- GIVEN INFORMATION:
—————
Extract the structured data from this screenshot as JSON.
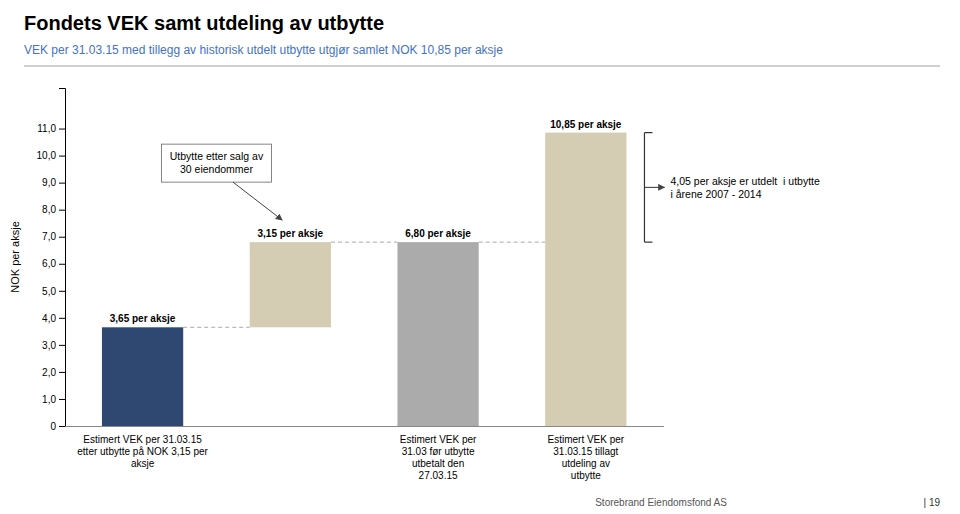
{
  "chart_data": {
    "type": "waterfall",
    "title": "Fondets VEK samt utdeling av utbytte",
    "subtitle": "VEK per 31.03.15 med tillegg av historisk utdelt utbytte utgjør samlet NOK 10,85 per aksje",
    "ylabel": "NOK per aksje",
    "categories": [
      "Estimert VEK per 31.03.15\netter utbytte på NOK 3,15 per\naksje",
      null,
      "Estimert VEK per\n31.03 før utbytte\nutbetalt den\n27.03.15",
      "Estimert VEK per\n31.03.15 tillagt\nutdeling av\nutbytte"
    ],
    "values": [
      3.65,
      3.15,
      6.8,
      10.85
    ],
    "value_labels": [
      "3,65 per aksje",
      "3,15 per aksje",
      "6,80 per aksje",
      "10,85 per aksje"
    ],
    "data_labels": true,
    "stacked": [
      false,
      true,
      false,
      false
    ],
    "colors": [
      "#2E4872",
      "#D4CDB4",
      "#ABABAB",
      "#D4CDB4"
    ],
    "ylim": [
      0,
      12.5
    ],
    "yticks": [
      0,
      {
        "value": 1.0,
        "label": "1,0"
      },
      {
        "value": 2.0,
        "label": "2,0"
      },
      {
        "value": 3.0,
        "label": "3,0"
      },
      {
        "value": 4.0,
        "label": "4,0"
      },
      {
        "value": 5.0,
        "label": "5,0"
      },
      {
        "value": 6.0,
        "label": "6,0"
      },
      {
        "value": 7.0,
        "label": "7,0"
      },
      {
        "value": 8.0,
        "label": "8,0"
      },
      {
        "value": 9.0,
        "label": "9,0"
      },
      {
        "value": 10.0,
        "label": "10,0"
      },
      {
        "value": 11.0,
        "label": "11,0"
      }
    ],
    "grid": false,
    "annotations": [
      "Utbytte etter salg av\n30 eiendommer",
      "4,05 per aksje er utdelt  i utbytte\ni årene 2007 - 2014"
    ],
    "footer": [
      "Storebrand Eiendomsfond AS",
      "| 19"
    ]
  }
}
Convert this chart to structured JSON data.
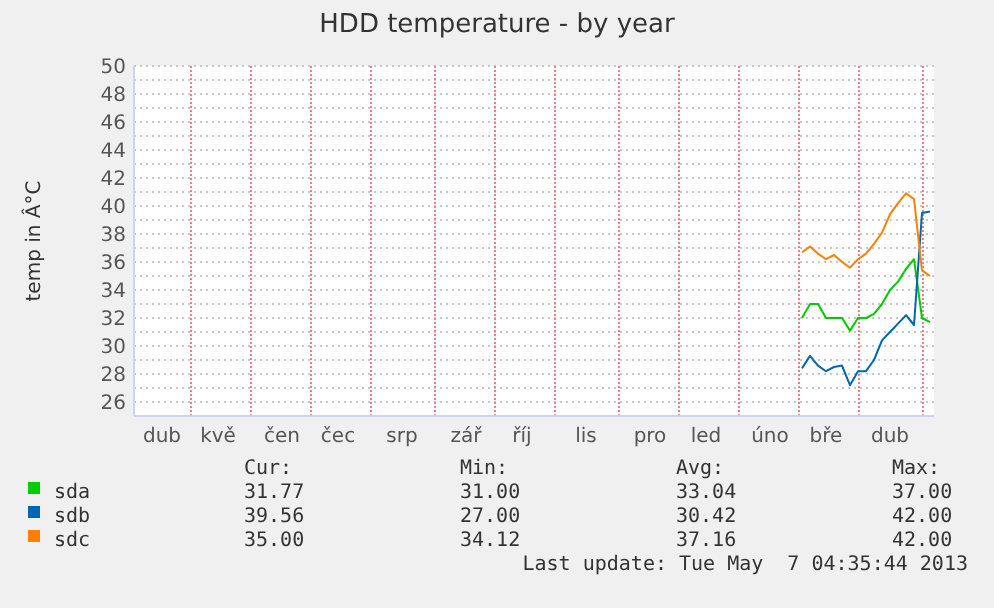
{
  "chart_data": {
    "type": "line",
    "title": "HDD temperature - by year",
    "ylabel": "temp in Â°C",
    "categories": [
      null,
      null,
      null,
      "dub",
      null,
      null,
      null,
      null,
      null,
      null,
      "kvě",
      null,
      null,
      null,
      null,
      null,
      null,
      null,
      "čen",
      null,
      null,
      null,
      null,
      null,
      null,
      "čec",
      null,
      null,
      null,
      null,
      null,
      null,
      null,
      "srp",
      null,
      null,
      null,
      null,
      null,
      null,
      null,
      "zář",
      null,
      null,
      null,
      null,
      null,
      null,
      "říj",
      null,
      null,
      null,
      null,
      null,
      null,
      null,
      "lis",
      null,
      null,
      null,
      null,
      null,
      null,
      null,
      "pro",
      null,
      null,
      null,
      null,
      null,
      null,
      "led",
      null,
      null,
      null,
      null,
      null,
      null,
      null,
      "úno",
      null,
      null,
      null,
      null,
      null,
      null,
      "bře",
      null,
      null,
      null,
      null,
      null,
      null,
      null,
      "dub",
      null,
      null,
      null,
      null,
      null
    ],
    "ylim": [
      25,
      50
    ],
    "yticks": [
      26,
      {
        "value": 27,
        "label": null
      },
      28,
      {
        "value": 29,
        "label": null
      },
      30,
      {
        "value": 31,
        "label": null
      },
      32,
      {
        "value": 33,
        "label": null
      },
      34,
      {
        "value": 35,
        "label": null
      },
      36,
      {
        "value": 37,
        "label": null
      },
      38,
      {
        "value": 39,
        "label": null
      },
      40,
      {
        "value": 41,
        "label": null
      },
      42,
      {
        "value": 43,
        "label": null
      },
      44,
      {
        "value": 45,
        "label": null
      },
      46,
      {
        "value": 47,
        "label": null
      },
      48,
      {
        "value": 49,
        "label": null
      },
      50
    ],
    "grid": true,
    "legend": "bottom",
    "marker": "none",
    "line_style": "solid",
    "series": [
      {
        "name": "sda",
        "color": "#00cc00",
        "values": [
          null,
          null,
          null,
          null,
          null,
          null,
          null,
          null,
          null,
          null,
          null,
          null,
          null,
          null,
          null,
          null,
          null,
          null,
          null,
          null,
          null,
          null,
          null,
          null,
          null,
          null,
          null,
          null,
          null,
          null,
          null,
          null,
          null,
          null,
          null,
          null,
          null,
          null,
          null,
          null,
          null,
          null,
          null,
          null,
          null,
          null,
          null,
          null,
          null,
          null,
          null,
          null,
          null,
          null,
          null,
          null,
          null,
          null,
          null,
          null,
          null,
          null,
          null,
          null,
          null,
          null,
          null,
          null,
          null,
          null,
          null,
          null,
          null,
          null,
          null,
          null,
          null,
          null,
          null,
          null,
          null,
          null,
          null,
          32.0,
          33.0,
          33.0,
          32.0,
          32.0,
          32.0,
          31.1,
          32.0,
          32.0,
          32.3,
          33.0,
          34.0,
          34.6,
          35.5,
          36.2,
          32.0,
          31.7
        ]
      },
      {
        "name": "sdb",
        "color": "#0066b3",
        "values": [
          null,
          null,
          null,
          null,
          null,
          null,
          null,
          null,
          null,
          null,
          null,
          null,
          null,
          null,
          null,
          null,
          null,
          null,
          null,
          null,
          null,
          null,
          null,
          null,
          null,
          null,
          null,
          null,
          null,
          null,
          null,
          null,
          null,
          null,
          null,
          null,
          null,
          null,
          null,
          null,
          null,
          null,
          null,
          null,
          null,
          null,
          null,
          null,
          null,
          null,
          null,
          null,
          null,
          null,
          null,
          null,
          null,
          null,
          null,
          null,
          null,
          null,
          null,
          null,
          null,
          null,
          null,
          null,
          null,
          null,
          null,
          null,
          null,
          null,
          null,
          null,
          null,
          null,
          null,
          null,
          null,
          null,
          null,
          28.4,
          29.3,
          28.6,
          28.2,
          28.5,
          28.6,
          27.2,
          28.2,
          28.2,
          29.0,
          30.4,
          31.0,
          31.6,
          32.2,
          31.5,
          39.5,
          39.6
        ]
      },
      {
        "name": "sdc",
        "color": "#ff8000",
        "values": [
          null,
          null,
          null,
          null,
          null,
          null,
          null,
          null,
          null,
          null,
          null,
          null,
          null,
          null,
          null,
          null,
          null,
          null,
          null,
          null,
          null,
          null,
          null,
          null,
          null,
          null,
          null,
          null,
          null,
          null,
          null,
          null,
          null,
          null,
          null,
          null,
          null,
          null,
          null,
          null,
          null,
          null,
          null,
          null,
          null,
          null,
          null,
          null,
          null,
          null,
          null,
          null,
          null,
          null,
          null,
          null,
          null,
          null,
          null,
          null,
          null,
          null,
          null,
          null,
          null,
          null,
          null,
          null,
          null,
          null,
          null,
          null,
          null,
          null,
          null,
          null,
          null,
          null,
          null,
          null,
          null,
          null,
          null,
          36.7,
          37.1,
          36.6,
          36.2,
          36.5,
          36.0,
          35.6,
          36.2,
          36.6,
          37.3,
          38.1,
          39.4,
          40.2,
          40.9,
          40.5,
          35.4,
          35.0
        ]
      }
    ],
    "annotations": [
      "Cur:",
      "Min:",
      "Avg:",
      "Max:",
      "31.77",
      "31.00",
      "33.04",
      "37.00",
      "39.56",
      "27.00",
      "30.42",
      "42.00",
      "35.00",
      "34.12",
      "37.16",
      "42.00",
      "Last update: Tue May  7 04:35:44 2013"
    ]
  }
}
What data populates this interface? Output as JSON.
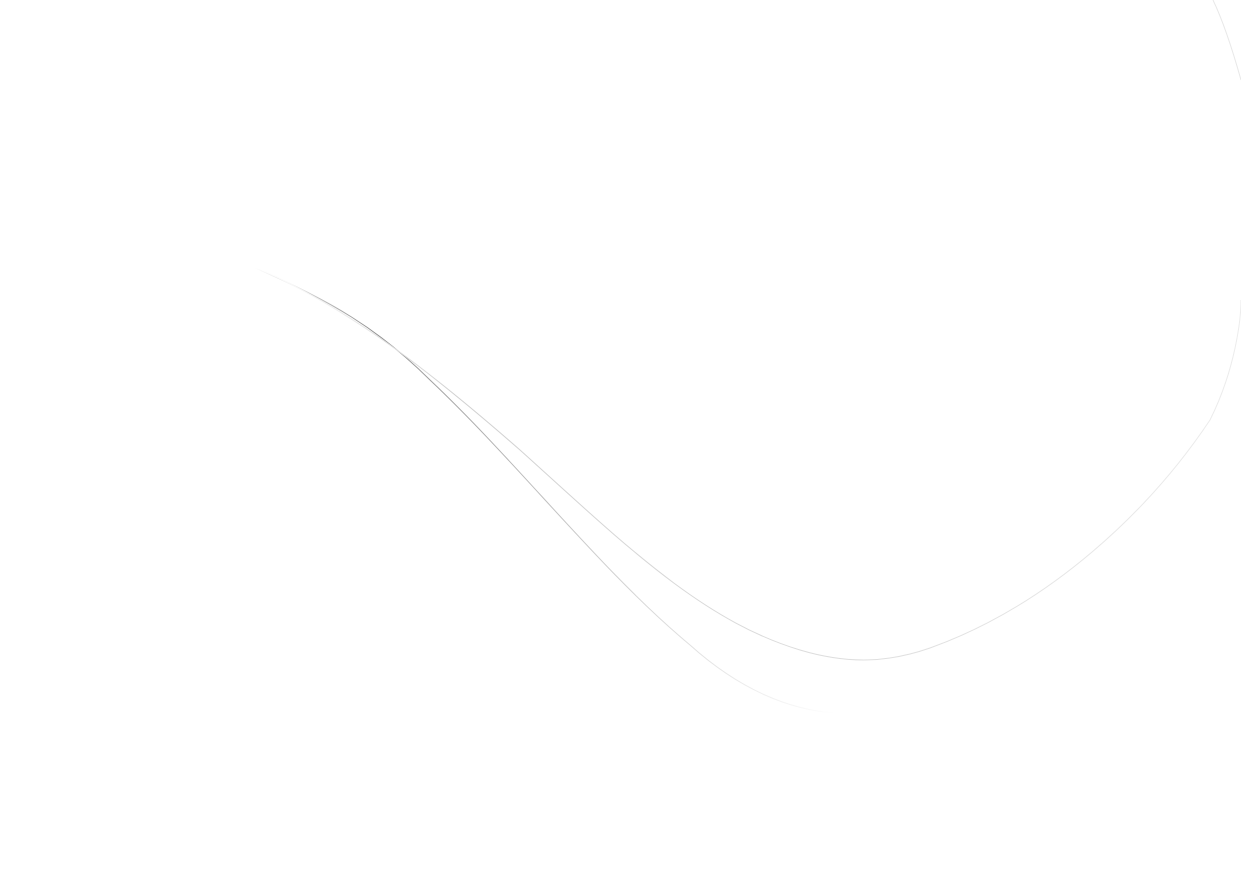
{
  "page": {
    "background_color": "#ffffff",
    "decoration": {
      "type": "wave-lines",
      "colors": {
        "dark_line": "#9a9a9a",
        "light_line": "#e2e2e2",
        "faint_line": "#f0f0f0"
      }
    }
  }
}
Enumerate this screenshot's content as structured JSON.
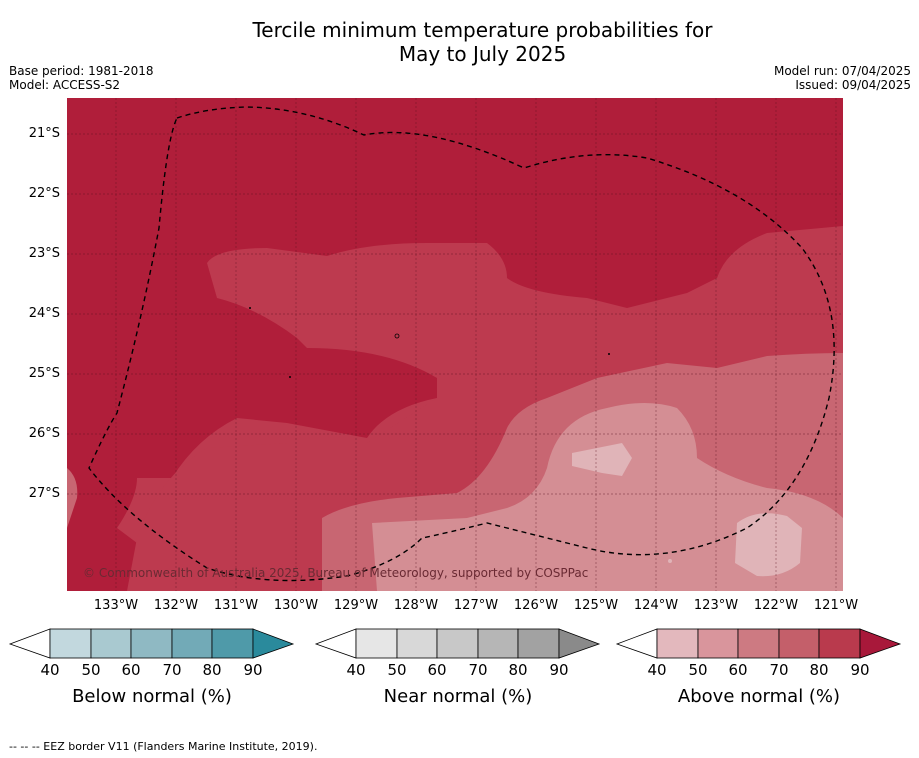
—————
- PROMPT: Write out the data precisely as given, excluding the pictures.

- ANSWER TO THE TASK:
Extract the structured data from this screenshot as JSON.
{
  "chart_data": {
    "type": "waterfall",
    "title": "Fondets VEK samt utdeling av utbytte",
    "subtitle": "VEK per 31.03.15 med tillegg av historisk utdelt utbytte utgjør samlet NOK 10,85 per aksje",
    "ylabel": "NOK per aksje",
    "categories": [
      "Estimert VEK per 31.03.15\netter utbytte på NOK 3,15 per\naksje",
      null,
      "Estimert VEK per\n31.03 før utbytte\nutbetalt den\n27.03.15",
      "Estimert VEK per\n31.03.15 tillagt\nutdeling av\nutbytte"
    ],
    "values": [
      3.65,
      3.15,
      6.8,
      10.85
    ],
    "value_labels": [
      "3,65 per aksje",
      "3,15 per aksje",
      "6,80 per aksje",
      "10,85 per aksje"
    ],
    "data_labels": true,
    "stacked": [
      false,
      true,
      false,
      false
    ],
    "colors": [
      "#2E4872",
      "#D4CDB4",
      "#ABABAB",
      "#D4CDB4"
    ],
    "ylim": [
      0,
      12.5
    ],
    "yticks": [
      0,
      {
        "value": 1.0,
        "label": "1,0"
      },
      {
        "value": 2.0,
        "label": "2,0"
      },
      {
        "value": 3.0,
        "label": "3,0"
      },
      {
        "value": 4.0,
        "label": "4,0"
      },
      {
        "value": 5.0,
        "label": "5,0"
      },
      {
        "value": 6.0,
        "label": "6,0"
      },
      {
        "value": 7.0,
        "label": "7,0"
      },
      {
        "value": 8.0,
        "label": "8,0"
      },
      {
        "value": 9.0,
        "label": "9,0"
      },
      {
        "value": 10.0,
        "label": "10,0"
      },
      {
        "value": 11.0,
        "label": "11,0"
      }
    ],
    "grid": false,
    "annotations": [
      "Utbytte etter salg av\n30 eiendommer",
      "4,05 per aksje er utdelt  i utbytte\ni årene 2007 - 2014"
    ],
    "footer": [
      "Storebrand Eiendomsfond AS",
      "| 19"
    ]
  }
}
Convert this chart to structured JSON data.
{
  "chart_data": {
    "type": "line",
    "title": "HDD temperature - by year",
    "ylabel": "temp in Â°C",
    "categories": [
      null,
      null,
      null,
      "dub",
      null,
      null,
      null,
      null,
      null,
      null,
      "kvě",
      null,
      null,
      null,
      null,
      null,
      null,
      null,
      "čen",
      null,
      null,
      null,
      null,
      null,
      null,
      "čec",
      null,
      null,
      null,
      null,
      null,
      null,
      null,
      "srp",
      null,
      null,
      null,
      null,
      null,
      null,
      null,
      "zář",
      null,
      null,
      null,
      null,
      null,
      null,
      "říj",
      null,
      null,
      null,
      null,
      null,
      null,
      null,
      "lis",
      null,
      null,
      null,
      null,
      null,
      null,
      null,
      "pro",
      null,
      null,
      null,
      null,
      null,
      null,
      "led",
      null,
      null,
      null,
      null,
      null,
      null,
      null,
      "úno",
      null,
      null,
      null,
      null,
      null,
      null,
      "bře",
      null,
      null,
      null,
      null,
      null,
      null,
      null,
      "dub",
      null,
      null,
      null,
      null,
      null
    ],
    "ylim": [
      25,
      50
    ],
    "yticks": [
      26,
      {
        "value": 27,
        "label": null
      },
      28,
      {
        "value": 29,
        "label": null
      },
      30,
      {
        "value": 31,
        "label": null
      },
      32,
      {
        "value": 33,
        "label": null
      },
      34,
      {
        "value": 35,
        "label": null
      },
      36,
      {
        "value": 37,
        "label": null
      },
      38,
      {
        "value": 39,
        "label": null
      },
      40,
      {
        "value": 41,
        "label": null
      },
      42,
      {
        "value": 43,
        "label": null
      },
      44,
      {
        "value": 45,
        "label": null
      },
      46,
      {
        "value": 47,
        "label": null
      },
      48,
      {
        "value": 49,
        "label": null
      },
      50
    ],
    "grid": true,
    "legend": "bottom",
    "marker": "none",
    "line_style": "solid",
    "series": [
      {
        "name": "sda",
        "color": "#00cc00",
        "values": [
          null,
          null,
          null,
          null,
          null,
          null,
          null,
          null,
          null,
          null,
          null,
          null,
          null,
          null,
          null,
          null,
          null,
          null,
          null,
          null,
          null,
          null,
          null,
          null,
          null,
          null,
          null,
          null,
          null,
          null,
          null,
          null,
          null,
          null,
          null,
          null,
          null,
          null,
          null,
          null,
          null,
          null,
          null,
          null,
          null,
          null,
          null,
          null,
          null,
          null,
          null,
          null,
          null,
          null,
          null,
          null,
          null,
          null,
          null,
          null,
          null,
          null,
          null,
          null,
          null,
          null,
          null,
          null,
          null,
          null,
          null,
          null,
          null,
          null,
          null,
          null,
          null,
          null,
          null,
          null,
          null,
          null,
          null,
          32.0,
          33.0,
          33.0,
          32.0,
          32.0,
          32.0,
          31.1,
          32.0,
          32.0,
          32.3,
          33.0,
          34.0,
          34.6,
          35.5,
          36.2,
          32.0,
          31.7
        ]
      },
      {
        "name": "sdb",
        "color": "#0066b3",
        "values": [
          null,
          null,
          null,
          null,
          null,
          null,
          null,
          null,
          null,
          null,
          null,
          null,
          null,
          null,
          null,
          null,
          null,
          null,
          null,
          null,
          null,
          null,
          null,
          null,
          null,
          null,
          null,
          null,
          null,
          null,
          null,
          null,
          null,
          null,
          null,
          null,
          null,
          null,
          null,
          null,
          null,
          null,
          null,
          null,
          null,
          null,
          null,
          null,
          null,
          null,
          null,
          null,
          null,
          null,
          null,
          null,
          null,
          null,
          null,
          null,
          null,
          null,
          null,
          null,
          null,
          null,
          null,
          null,
          null,
          null,
          null,
          null,
          null,
          null,
          null,
          null,
          null,
          null,
          null,
          null,
          null,
          null,
          null,
          28.4,
          29.3,
          28.6,
          28.2,
          28.5,
          28.6,
          27.2,
          28.2,
          28.2,
          29.0,
          30.4,
          31.0,
          31.6,
          32.2,
          31.5,
          39.5,
          39.6
        ]
      },
      {
        "name": "sdc",
        "color": "#ff8000",
        "values": [
          null,
          null,
          null,
          null,
          null,
          null,
          null,
          null,
          null,
          null,
          null,
          null,
          null,
          null,
          null,
          null,
          null,
          null,
          null,
          null,
          null,
          null,
          null,
          null,
          null,
          null,
          null,
          null,
          null,
          null,
          null,
          null,
          null,
          null,
          null,
          null,
          null,
          null,
          null,
          null,
          null,
          null,
          null,
          null,
          null,
          null,
          null,
          null,
          null,
          null,
          null,
          null,
          null,
          null,
          null,
          null,
          null,
          null,
          null,
          null,
          null,
          null,
          null,
          null,
          null,
          null,
          null,
          null,
          null,
          null,
          null,
          null,
          null,
          null,
          null,
          null,
          null,
          null,
          null,
          null,
          null,
          null,
          null,
          36.7,
          37.1,
          36.6,
          36.2,
          36.5,
          36.0,
          35.6,
          36.2,
          36.6,
          37.3,
          38.1,
          39.4,
          40.2,
          40.9,
          40.5,
          35.4,
          35.0
        ]
      }
    ],
    "annotations": [
      "Cur:",
      "Min:",
      "Avg:",
      "Max:",
      "31.77",
      "31.00",
      "33.04",
      "37.00",
      "39.56",
      "27.00",
      "30.42",
      "42.00",
      "35.00",
      "34.12",
      "37.16",
      "42.00",
      "Last update: Tue May  7 04:35:44 2013"
    ]
  }
}
What data populates this interface? Output as JSON.
{
  "page": {
    "background_color": "#ffffff",
    "decoration": {
      "type": "wave-lines",
      "colors": {
        "dark_line": "#9a9a9a",
        "light_line": "#e2e2e2",
        "faint_line": "#f0f0f0"
      }
    }
  }
}
Enumerate this screenshot's content as structured JSON.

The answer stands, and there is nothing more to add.